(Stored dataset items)
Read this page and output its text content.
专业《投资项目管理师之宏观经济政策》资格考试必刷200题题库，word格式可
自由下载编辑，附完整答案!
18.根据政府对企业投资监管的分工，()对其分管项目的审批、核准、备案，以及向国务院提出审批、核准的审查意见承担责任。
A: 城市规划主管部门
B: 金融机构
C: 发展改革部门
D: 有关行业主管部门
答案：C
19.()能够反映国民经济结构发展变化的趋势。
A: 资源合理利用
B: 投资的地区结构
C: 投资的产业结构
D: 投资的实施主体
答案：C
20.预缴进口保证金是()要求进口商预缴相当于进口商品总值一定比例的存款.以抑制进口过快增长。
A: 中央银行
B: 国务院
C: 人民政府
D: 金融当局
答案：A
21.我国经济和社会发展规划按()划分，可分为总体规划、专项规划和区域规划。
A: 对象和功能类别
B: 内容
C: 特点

:: Written exercise ::
Retype the entries exactly, including every line.

:: Expected answer ::
Read this page and output its text content.
专业《投资项目管理师之宏观经济政策》资格考试必刷200题题库，word格式可
自由下载编辑，附完整答案!
18.根据政府对企业投资监管的分工，()对其分管项目的审批、核准、备案，以及向国务院提出审批、核准的审查意见承担责任。
A: 城市规划主管部门
B: 金融机构
C: 发展改革部门
D: 有关行业主管部门
答案：C
19.()能够反映国民经济结构发展变化的趋势。
A: 资源合理利用
B: 投资的地区结构
C: 投资的产业结构
D: 投资的实施主体
答案：C
20.预缴进口保证金是()要求进口商预缴相当于进口商品总值一定比例的存款.以抑制进口过快增长。
A: 中央银行
B: 国务院
C: 人民政府
D: 金融当局
答案：A
21.我国经济和社会发展规划按()划分，可分为总体规划、专项规划和区域规划。
A: 对象和功能类别
B: 内容
C: 特点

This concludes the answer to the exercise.